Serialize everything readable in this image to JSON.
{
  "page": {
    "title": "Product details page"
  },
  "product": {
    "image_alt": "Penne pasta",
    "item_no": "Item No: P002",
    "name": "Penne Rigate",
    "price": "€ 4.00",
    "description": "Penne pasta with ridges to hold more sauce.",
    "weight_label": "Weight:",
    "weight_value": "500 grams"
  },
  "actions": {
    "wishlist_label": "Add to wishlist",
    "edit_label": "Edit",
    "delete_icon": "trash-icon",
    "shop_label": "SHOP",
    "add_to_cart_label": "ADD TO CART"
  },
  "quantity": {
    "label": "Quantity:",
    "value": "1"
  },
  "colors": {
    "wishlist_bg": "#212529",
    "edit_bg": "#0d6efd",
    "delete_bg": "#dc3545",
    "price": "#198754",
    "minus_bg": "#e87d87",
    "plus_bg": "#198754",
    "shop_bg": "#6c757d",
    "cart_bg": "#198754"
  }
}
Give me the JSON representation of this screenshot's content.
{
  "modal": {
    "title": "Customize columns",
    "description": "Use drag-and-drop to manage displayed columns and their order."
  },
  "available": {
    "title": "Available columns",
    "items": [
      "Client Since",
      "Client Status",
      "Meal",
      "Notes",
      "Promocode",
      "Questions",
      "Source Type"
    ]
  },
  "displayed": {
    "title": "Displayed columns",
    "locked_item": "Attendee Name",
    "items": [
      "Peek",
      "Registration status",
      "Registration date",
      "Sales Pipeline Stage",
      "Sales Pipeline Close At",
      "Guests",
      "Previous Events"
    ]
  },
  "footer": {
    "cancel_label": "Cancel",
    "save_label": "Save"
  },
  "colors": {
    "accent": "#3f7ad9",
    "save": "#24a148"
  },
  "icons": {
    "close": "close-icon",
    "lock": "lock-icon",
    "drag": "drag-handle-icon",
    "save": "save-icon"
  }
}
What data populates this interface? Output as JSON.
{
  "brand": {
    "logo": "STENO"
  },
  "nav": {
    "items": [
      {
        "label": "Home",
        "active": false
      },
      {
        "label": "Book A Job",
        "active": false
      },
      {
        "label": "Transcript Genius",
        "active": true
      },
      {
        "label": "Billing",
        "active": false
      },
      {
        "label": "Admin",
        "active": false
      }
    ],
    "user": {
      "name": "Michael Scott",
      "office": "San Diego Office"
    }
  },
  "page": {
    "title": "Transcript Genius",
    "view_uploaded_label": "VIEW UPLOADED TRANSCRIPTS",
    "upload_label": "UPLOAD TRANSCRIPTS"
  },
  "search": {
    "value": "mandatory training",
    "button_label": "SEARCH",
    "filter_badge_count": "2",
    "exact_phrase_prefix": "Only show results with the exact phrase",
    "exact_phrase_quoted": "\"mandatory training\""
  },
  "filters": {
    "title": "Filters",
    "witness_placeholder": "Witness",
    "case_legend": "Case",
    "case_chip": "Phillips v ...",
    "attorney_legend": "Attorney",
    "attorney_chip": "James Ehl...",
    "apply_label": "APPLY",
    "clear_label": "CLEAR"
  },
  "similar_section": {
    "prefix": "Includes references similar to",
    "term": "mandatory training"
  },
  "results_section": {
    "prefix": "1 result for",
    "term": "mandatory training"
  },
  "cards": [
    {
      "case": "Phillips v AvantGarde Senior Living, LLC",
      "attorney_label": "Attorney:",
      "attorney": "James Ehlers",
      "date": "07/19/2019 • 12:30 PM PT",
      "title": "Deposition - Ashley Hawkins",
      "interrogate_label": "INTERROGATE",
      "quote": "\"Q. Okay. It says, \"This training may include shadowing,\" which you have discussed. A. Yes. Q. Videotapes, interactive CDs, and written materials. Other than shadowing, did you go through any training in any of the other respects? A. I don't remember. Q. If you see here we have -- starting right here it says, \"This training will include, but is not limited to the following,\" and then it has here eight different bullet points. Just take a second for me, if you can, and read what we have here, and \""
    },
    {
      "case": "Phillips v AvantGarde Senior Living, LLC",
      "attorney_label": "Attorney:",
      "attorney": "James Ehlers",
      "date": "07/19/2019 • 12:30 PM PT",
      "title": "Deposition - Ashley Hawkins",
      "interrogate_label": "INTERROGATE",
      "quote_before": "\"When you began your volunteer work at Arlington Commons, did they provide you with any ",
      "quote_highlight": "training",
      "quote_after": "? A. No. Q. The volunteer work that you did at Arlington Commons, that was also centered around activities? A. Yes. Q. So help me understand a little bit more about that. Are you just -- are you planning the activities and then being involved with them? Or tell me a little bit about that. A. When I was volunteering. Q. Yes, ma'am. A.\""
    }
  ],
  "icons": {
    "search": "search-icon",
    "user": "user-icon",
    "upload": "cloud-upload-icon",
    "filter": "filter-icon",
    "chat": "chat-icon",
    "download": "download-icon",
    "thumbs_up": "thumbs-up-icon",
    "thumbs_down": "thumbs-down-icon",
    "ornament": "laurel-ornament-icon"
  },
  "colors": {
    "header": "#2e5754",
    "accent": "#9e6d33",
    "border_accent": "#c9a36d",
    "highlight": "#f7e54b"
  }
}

=======

Work required -> Provide all the records again, word for word.

Full solution ->
Serialize everything readable in this image to JSON.
{
  "page": {
    "title": "Product details page"
  },
  "product": {
    "image_alt": "Penne pasta",
    "item_no": "Item No: P002",
    "name": "Penne Rigate",
    "price": "€ 4.00",
    "description": "Penne pasta with ridges to hold more sauce.",
    "weight_label": "Weight:",
    "weight_value": "500 grams"
  },
  "actions": {
    "wishlist_label": "Add to wishlist",
    "edit_label": "Edit",
    "delete_icon": "trash-icon",
    "shop_label": "SHOP",
    "add_to_cart_label": "ADD TO CART"
  },
  "quantity": {
    "label": "Quantity:",
    "value": "1"
  },
  "colors": {
    "wishlist_bg": "#212529",
    "edit_bg": "#0d6efd",
    "delete_bg": "#dc3545",
    "price": "#198754",
    "minus_bg": "#e87d87",
    "plus_bg": "#198754",
    "shop_bg": "#6c757d",
    "cart_bg": "#198754"
  }
}
Give me the JSON representation of this screenshot's content.
{
  "modal": {
    "title": "Customize columns",
    "description": "Use drag-and-drop to manage displayed columns and their order."
  },
  "available": {
    "title": "Available columns",
    "items": [
      "Client Since",
      "Client Status",
      "Meal",
      "Notes",
      "Promocode",
      "Questions",
      "Source Type"
    ]
  },
  "displayed": {
    "title": "Displayed columns",
    "locked_item": "Attendee Name",
    "items": [
      "Peek",
      "Registration status",
      "Registration date",
      "Sales Pipeline Stage",
      "Sales Pipeline Close At",
      "Guests",
      "Previous Events"
    ]
  },
  "footer": {
    "cancel_label": "Cancel",
    "save_label": "Save"
  },
  "colors": {
    "accent": "#3f7ad9",
    "save": "#24a148"
  },
  "icons": {
    "close": "close-icon",
    "lock": "lock-icon",
    "drag": "drag-handle-icon",
    "save": "save-icon"
  }
}
What data populates this interface? Output as JSON.
{
  "brand": {
    "logo": "STENO"
  },
  "nav": {
    "items": [
      {
        "label": "Home",
        "active": false
      },
      {
        "label": "Book A Job",
        "active": false
      },
      {
        "label": "Transcript Genius",
        "active": true
      },
      {
        "label": "Billing",
        "active": false
      },
      {
        "label": "Admin",
        "active": false
      }
    ],
    "user": {
      "name": "Michael Scott",
      "office": "San Diego Office"
    }
  },
  "page": {
    "title": "Transcript Genius",
    "view_uploaded_label": "VIEW UPLOADED TRANSCRIPTS",
    "upload_label": "UPLOAD TRANSCRIPTS"
  },
  "search": {
    "value": "mandatory training",
    "button_label": "SEARCH",
    "filter_badge_count": "2",
    "exact_phrase_prefix": "Only show results with the exact phrase",
    "exact_phrase_quoted": "\"mandatory training\""
  },
  "filters": {
    "title": "Filters",
    "witness_placeholder": "Witness",
    "case_legend": "Case",
    "case_chip": "Phillips v ...",
    "attorney_legend": "Attorney",
    "attorney_chip": "James Ehl...",
    "apply_label": "APPLY",
    "clear_label": "CLEAR"
  },
  "similar_section": {
    "prefix": "Includes references similar to",
    "term": "mandatory training"
  },
  "results_section": {
    "prefix": "1 result for",
    "term": "mandatory training"
  },
  "cards": [
    {
      "case": "Phillips v AvantGarde Senior Living, LLC",
      "attorney_label": "Attorney:",
      "attorney": "James Ehlers",
      "date": "07/19/2019 • 12:30 PM PT",
      "title": "Deposition - Ashley Hawkins",
      "interrogate_label": "INTERROGATE",
      "quote": "\"Q. Okay. It says, \"This training may include shadowing,\" which you have discussed. A. Yes. Q. Videotapes, interactive CDs, and written materials. Other than shadowing, did you go through any training in any of the other respects? A. I don't remember. Q. If you see here we have -- starting right here it says, \"This training will include, but is not limited to the following,\" and then it has here eight different bullet points. Just take a second for me, if you can, and read what we have here, and \""
    },
    {
      "case": "Phillips v AvantGarde Senior Living, LLC",
      "attorney_label": "Attorney:",
      "attorney": "James Ehlers",
      "date": "07/19/2019 • 12:30 PM PT",
      "title": "Deposition - Ashley Hawkins",
      "interrogate_label": "INTERROGATE",
      "quote_before": "\"When you began your volunteer work at Arlington Commons, did they provide you with any ",
      "quote_highlight": "training",
      "quote_after": "? A. No. Q. The volunteer work that you did at Arlington Commons, that was also centered around activities? A. Yes. Q. So help me understand a little bit more about that. Are you just -- are you planning the activities and then being involved with them? Or tell me a little bit about that. A. When I was volunteering. Q. Yes, ma'am. A.\""
    }
  ],
  "icons": {
    "search": "search-icon",
    "user": "user-icon",
    "upload": "cloud-upload-icon",
    "filter": "filter-icon",
    "chat": "chat-icon",
    "download": "download-icon",
    "thumbs_up": "thumbs-up-icon",
    "thumbs_down": "thumbs-down-icon",
    "ornament": "laurel-ornament-icon"
  },
  "colors": {
    "header": "#2e5754",
    "accent": "#9e6d33",
    "border_accent": "#c9a36d",
    "highlight": "#f7e54b"
  }
}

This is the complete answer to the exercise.